::: Exercise data :::
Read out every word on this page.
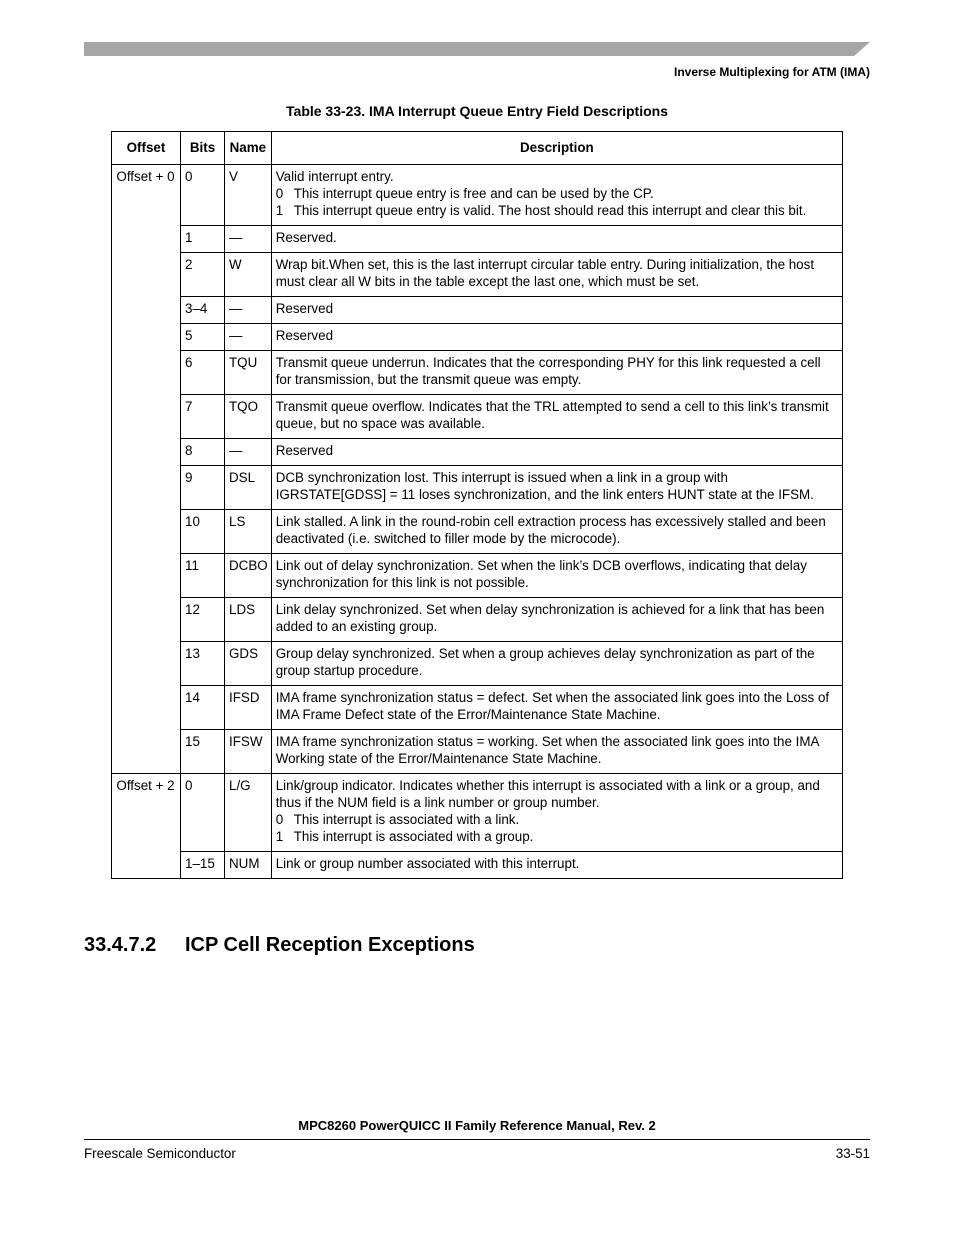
Inverse Multiplexing for ATM (IMA)
Table 33-23. IMA Interrupt Queue Entry Field Descriptions
Offset	Bits	Name	Description
Offset + 0	0	V	Valid interrupt entry.
0 This interrupt queue entry is free and can be used by the CP.
1 This interrupt queue entry is valid. The host should read this interrupt and clear this bit.

	1	—	Reserved.
	2	W	Wrap bit.When set, this is the last interrupt circular table entry. During initialization, the host must clear all W bits in the table except the last one, which must be set.
	3–4	—	Reserved
	5	—	Reserved
	6	TQU	Transmit queue underrun. Indicates that the corresponding PHY for this link requested a cell for transmission, but the transmit queue was empty.
	7	TQO	Transmit queue overflow. Indicates that the TRL attempted to send a cell to this link’s transmit queue, but no space was available.
	8	—	Reserved
	9	DSL	DCB synchronization lost. This interrupt is issued when a link in a group with IGRSTATE[GDSS] = 11 loses synchronization, and the link enters HUNT state at the IFSM.
	10	LS	Link stalled. A link in the round-robin cell extraction process has excessively stalled and been deactivated (i.e. switched to filler mode by the microcode).
	11	DCBO	Link out of delay synchronization. Set when the link’s DCB overflows, indicating that delay synchronization for this link is not possible.
	12	LDS	Link delay synchronized. Set when delay synchronization is achieved for a link that has been added to an existing group.
	13	GDS	Group delay synchronized. Set when a group achieves delay synchronization as part of the group startup procedure.
	14	IFSD	IMA frame synchronization status = defect. Set when the associated link goes into the Loss of IMA Frame Defect state of the Error/Maintenance State Machine.
	15	IFSW	IMA frame synchronization status = working. Set when the associated link goes into the IMA Working state of the Error/Maintenance State Machine.
Offset + 2	0	L/G	Link/group indicator. Indicates whether this interrupt is associated with a link or a group, and thus if the NUM field is a link number or group number.
0 This interrupt is associated with a link.
1 This interrupt is associated with a group.

	1–15	NUM	Link or group number associated with this interrupt.
33.4.7.2 ICP Cell Reception Exceptions
MPC8260 PowerQUICC II Family Reference Manual, Rev. 2
Freescale Semiconductor	33-51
:::
Every line above should be repeated exactly; pictures stay out of the copy.

The completed task:
Read out every word on this page.
Inverse Multiplexing for ATM (IMA)
Table 33-23. IMA Interrupt Queue Entry Field Descriptions
Offset	Bits	Name	Description
Offset + 0	0	V	Valid interrupt entry.
0 This interrupt queue entry is free and can be used by the CP.
1 This interrupt queue entry is valid. The host should read this interrupt and clear this bit.

	1	—	Reserved.
	2	W	Wrap bit.When set, this is the last interrupt circular table entry. During initialization, the host must clear all W bits in the table except the last one, which must be set.
	3–4	—	Reserved
	5	—	Reserved
	6	TQU	Transmit queue underrun. Indicates that the corresponding PHY for this link requested a cell for transmission, but the transmit queue was empty.
	7	TQO	Transmit queue overflow. Indicates that the TRL attempted to send a cell to this link’s transmit queue, but no space was available.
	8	—	Reserved
	9	DSL	DCB synchronization lost. This interrupt is issued when a link in a group with IGRSTATE[GDSS] = 11 loses synchronization, and the link enters HUNT state at the IFSM.
	10	LS	Link stalled. A link in the round-robin cell extraction process has excessively stalled and been deactivated (i.e. switched to filler mode by the microcode).
	11	DCBO	Link out of delay synchronization. Set when the link’s DCB overflows, indicating that delay synchronization for this link is not possible.
	12	LDS	Link delay synchronized. Set when delay synchronization is achieved for a link that has been added to an existing group.
	13	GDS	Group delay synchronized. Set when a group achieves delay synchronization as part of the group startup procedure.
	14	IFSD	IMA frame synchronization status = defect. Set when the associated link goes into the Loss of IMA Frame Defect state of the Error/Maintenance State Machine.
	15	IFSW	IMA frame synchronization status = working. Set when the associated link goes into the IMA Working state of the Error/Maintenance State Machine.
Offset + 2	0	L/G	Link/group indicator. Indicates whether this interrupt is associated with a link or a group, and thus if the NUM field is a link number or group number.
0 This interrupt is associated with a link.
1 This interrupt is associated with a group.

	1–15	NUM	Link or group number associated with this interrupt.
33.4.7.2 ICP Cell Reception Exceptions
MPC8260 PowerQUICC II Family Reference Manual, Rev. 2
Freescale Semiconductor	33-51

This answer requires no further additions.